### Task brief
Using the data below, copy every line that contains the word "Ammonii".
■ ■ ■ ■
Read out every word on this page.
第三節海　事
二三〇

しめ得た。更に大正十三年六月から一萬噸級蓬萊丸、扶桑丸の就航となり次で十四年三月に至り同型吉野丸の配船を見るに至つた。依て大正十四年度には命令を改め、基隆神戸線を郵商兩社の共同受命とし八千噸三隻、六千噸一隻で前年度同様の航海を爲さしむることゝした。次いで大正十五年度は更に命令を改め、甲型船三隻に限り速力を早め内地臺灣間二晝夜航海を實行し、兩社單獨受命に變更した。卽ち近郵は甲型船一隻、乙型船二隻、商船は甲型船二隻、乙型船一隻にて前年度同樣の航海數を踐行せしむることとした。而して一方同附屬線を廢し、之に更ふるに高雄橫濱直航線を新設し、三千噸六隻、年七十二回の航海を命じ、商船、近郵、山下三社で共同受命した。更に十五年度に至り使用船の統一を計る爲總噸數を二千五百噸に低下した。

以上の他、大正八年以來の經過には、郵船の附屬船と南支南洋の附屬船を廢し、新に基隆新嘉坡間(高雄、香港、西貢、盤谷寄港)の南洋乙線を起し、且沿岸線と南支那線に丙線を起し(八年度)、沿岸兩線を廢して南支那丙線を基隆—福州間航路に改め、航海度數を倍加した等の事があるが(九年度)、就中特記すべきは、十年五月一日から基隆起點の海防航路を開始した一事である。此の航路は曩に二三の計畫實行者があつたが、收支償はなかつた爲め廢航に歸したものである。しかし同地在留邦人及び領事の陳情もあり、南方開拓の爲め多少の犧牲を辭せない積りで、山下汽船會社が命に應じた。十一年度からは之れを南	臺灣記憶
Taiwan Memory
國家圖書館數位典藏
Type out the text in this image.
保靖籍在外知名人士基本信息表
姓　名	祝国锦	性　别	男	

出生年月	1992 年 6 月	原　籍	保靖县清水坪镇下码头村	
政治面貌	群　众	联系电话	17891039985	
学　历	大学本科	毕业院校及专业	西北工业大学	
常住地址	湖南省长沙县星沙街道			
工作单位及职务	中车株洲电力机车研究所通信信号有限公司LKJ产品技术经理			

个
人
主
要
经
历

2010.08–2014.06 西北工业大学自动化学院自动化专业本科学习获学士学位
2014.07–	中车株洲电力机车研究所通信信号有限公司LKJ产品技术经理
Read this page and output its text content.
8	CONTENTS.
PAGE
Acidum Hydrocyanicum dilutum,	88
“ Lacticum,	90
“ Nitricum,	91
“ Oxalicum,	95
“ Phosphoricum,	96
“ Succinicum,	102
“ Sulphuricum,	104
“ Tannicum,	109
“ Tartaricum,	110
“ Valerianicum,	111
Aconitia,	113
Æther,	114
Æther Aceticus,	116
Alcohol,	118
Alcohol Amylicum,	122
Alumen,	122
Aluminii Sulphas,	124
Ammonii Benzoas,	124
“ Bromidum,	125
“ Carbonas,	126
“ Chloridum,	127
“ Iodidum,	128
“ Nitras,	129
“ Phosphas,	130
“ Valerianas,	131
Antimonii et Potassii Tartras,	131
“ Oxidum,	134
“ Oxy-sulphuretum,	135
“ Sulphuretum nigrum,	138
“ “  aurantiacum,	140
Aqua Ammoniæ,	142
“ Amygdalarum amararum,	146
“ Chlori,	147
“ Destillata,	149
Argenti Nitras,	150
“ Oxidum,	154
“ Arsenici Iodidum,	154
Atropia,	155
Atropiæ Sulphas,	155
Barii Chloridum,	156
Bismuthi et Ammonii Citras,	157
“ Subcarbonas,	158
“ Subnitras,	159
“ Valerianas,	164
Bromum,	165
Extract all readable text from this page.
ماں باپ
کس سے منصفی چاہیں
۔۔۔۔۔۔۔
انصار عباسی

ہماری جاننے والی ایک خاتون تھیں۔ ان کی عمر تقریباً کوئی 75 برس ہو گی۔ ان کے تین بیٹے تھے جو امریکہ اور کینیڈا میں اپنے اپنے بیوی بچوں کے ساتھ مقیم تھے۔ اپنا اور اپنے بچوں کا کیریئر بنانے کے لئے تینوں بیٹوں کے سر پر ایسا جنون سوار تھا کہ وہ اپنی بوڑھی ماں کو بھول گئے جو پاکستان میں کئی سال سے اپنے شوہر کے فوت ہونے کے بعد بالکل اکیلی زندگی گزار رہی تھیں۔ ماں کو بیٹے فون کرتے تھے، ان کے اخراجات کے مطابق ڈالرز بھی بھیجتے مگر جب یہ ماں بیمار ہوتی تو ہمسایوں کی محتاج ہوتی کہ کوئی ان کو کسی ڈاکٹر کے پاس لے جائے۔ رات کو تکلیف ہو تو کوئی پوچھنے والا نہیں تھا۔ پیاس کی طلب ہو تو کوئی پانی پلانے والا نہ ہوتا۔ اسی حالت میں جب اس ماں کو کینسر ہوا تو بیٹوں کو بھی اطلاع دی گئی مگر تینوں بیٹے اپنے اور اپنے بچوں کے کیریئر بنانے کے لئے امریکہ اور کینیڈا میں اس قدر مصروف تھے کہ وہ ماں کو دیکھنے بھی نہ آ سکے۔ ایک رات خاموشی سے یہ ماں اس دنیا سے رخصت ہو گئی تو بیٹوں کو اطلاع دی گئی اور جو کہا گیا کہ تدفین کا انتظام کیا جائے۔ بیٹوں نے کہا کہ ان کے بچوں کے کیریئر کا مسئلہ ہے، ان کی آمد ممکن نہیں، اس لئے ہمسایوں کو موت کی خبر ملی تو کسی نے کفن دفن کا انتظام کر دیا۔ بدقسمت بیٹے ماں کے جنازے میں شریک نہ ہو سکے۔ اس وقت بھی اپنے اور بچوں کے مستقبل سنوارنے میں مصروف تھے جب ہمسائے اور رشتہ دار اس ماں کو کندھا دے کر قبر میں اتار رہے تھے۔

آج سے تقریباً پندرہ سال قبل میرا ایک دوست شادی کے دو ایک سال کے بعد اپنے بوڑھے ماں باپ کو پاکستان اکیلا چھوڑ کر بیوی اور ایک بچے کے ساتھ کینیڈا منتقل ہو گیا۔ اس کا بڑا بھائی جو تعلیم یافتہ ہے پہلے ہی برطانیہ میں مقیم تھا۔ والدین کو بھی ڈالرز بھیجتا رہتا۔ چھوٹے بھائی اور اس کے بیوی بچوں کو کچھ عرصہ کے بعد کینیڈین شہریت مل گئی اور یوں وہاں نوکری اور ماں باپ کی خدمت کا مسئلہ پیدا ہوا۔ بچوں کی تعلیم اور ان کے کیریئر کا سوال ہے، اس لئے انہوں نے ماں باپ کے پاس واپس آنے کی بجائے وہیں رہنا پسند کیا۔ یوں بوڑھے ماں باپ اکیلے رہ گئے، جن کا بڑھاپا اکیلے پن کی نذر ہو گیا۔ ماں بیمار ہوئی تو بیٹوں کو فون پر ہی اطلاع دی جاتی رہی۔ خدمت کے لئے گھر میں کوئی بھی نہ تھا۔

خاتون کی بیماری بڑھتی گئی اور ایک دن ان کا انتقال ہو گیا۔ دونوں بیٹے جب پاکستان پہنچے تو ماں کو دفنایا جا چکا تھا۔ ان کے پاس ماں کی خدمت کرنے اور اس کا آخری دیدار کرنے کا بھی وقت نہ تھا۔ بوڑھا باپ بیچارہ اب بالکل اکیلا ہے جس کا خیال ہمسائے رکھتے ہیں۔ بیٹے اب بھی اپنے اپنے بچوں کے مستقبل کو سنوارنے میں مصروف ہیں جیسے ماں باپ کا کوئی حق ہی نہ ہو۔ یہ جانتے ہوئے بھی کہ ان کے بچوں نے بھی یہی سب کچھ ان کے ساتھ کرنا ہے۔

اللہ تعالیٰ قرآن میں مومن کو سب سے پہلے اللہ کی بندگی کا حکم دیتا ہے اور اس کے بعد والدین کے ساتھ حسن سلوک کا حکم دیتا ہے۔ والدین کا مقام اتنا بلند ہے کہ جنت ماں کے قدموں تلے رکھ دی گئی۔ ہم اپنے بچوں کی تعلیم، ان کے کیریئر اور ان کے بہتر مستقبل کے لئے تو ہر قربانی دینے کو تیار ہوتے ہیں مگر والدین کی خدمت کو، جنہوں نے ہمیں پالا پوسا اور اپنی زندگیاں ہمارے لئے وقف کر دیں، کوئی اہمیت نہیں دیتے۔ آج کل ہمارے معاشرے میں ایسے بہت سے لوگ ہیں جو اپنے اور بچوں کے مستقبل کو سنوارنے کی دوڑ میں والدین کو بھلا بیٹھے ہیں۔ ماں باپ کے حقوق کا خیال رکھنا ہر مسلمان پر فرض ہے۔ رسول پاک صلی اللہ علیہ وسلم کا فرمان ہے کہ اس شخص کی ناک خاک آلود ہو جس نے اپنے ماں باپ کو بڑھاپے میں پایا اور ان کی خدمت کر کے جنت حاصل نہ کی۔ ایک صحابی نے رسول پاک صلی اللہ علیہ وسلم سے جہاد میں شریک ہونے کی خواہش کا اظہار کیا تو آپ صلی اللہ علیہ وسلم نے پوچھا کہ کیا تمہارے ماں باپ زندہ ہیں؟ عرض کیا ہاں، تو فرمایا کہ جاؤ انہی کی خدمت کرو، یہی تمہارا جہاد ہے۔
■ ■ ■ ■
### Final result
Ammonii Benzoas,	124
Bismuthi et Ammonii Citras,	157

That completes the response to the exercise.